--- Exercise objective ---
List every line in this data where the string "Conference" occurs.

--- Exercise input ---
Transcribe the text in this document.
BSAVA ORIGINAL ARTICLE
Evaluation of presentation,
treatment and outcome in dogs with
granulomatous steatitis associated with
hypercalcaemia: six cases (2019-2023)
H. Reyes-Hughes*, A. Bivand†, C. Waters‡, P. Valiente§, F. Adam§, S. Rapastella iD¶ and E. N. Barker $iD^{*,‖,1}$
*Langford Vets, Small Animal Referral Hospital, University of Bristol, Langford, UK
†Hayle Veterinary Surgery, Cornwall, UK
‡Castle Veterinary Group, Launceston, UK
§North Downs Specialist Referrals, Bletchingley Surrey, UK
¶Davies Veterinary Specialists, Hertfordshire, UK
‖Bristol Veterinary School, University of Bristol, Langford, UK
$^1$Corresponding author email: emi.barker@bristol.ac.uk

* * *

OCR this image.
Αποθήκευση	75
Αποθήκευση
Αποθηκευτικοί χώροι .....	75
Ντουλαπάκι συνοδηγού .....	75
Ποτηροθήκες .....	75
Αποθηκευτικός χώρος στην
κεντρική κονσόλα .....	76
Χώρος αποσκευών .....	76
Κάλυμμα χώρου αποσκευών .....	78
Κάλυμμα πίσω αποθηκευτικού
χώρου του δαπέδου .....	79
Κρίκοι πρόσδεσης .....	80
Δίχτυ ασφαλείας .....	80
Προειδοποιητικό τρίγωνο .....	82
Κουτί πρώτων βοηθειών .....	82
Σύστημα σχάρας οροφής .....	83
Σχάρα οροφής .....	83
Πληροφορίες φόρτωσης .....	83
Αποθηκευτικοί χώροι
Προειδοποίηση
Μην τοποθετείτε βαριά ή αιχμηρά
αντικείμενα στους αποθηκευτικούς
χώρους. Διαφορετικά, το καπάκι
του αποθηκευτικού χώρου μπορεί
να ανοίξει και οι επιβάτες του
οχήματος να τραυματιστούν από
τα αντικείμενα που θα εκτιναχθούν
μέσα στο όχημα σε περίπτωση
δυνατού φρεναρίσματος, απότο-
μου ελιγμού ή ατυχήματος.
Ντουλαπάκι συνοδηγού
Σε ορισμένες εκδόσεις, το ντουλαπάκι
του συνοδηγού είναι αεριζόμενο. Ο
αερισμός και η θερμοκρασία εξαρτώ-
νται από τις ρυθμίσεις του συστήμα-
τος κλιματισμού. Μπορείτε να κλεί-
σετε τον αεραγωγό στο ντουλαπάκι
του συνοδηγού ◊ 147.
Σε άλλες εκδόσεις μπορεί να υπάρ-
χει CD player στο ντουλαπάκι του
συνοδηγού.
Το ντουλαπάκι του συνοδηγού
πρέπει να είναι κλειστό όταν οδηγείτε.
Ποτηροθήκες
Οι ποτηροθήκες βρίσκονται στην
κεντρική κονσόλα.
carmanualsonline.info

* * *

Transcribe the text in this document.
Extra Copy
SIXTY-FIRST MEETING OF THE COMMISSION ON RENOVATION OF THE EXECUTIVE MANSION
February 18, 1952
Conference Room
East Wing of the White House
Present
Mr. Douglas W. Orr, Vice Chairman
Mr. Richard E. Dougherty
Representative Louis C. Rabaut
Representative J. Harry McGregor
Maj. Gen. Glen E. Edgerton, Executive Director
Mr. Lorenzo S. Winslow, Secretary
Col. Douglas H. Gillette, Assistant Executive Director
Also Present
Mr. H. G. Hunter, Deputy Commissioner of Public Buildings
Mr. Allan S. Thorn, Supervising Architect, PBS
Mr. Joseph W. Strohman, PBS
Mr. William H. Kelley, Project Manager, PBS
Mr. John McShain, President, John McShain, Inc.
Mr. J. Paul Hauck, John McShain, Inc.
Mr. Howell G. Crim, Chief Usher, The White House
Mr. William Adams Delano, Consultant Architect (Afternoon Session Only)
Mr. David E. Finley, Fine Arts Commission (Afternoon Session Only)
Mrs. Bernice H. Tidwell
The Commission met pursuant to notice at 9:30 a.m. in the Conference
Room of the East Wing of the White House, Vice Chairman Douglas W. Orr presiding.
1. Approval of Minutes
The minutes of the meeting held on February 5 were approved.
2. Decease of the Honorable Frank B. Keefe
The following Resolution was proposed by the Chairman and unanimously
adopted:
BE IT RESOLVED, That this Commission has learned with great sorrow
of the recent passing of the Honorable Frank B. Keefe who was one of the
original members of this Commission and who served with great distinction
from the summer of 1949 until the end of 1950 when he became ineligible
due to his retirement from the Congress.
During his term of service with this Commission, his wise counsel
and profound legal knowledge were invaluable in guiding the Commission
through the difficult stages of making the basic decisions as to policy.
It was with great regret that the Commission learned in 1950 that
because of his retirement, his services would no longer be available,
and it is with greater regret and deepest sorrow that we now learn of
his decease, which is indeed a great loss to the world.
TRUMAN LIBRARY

--- Exercise response ---
Conference Room
The Commission met pursuant to notice at 9:30 a.m. in the Conference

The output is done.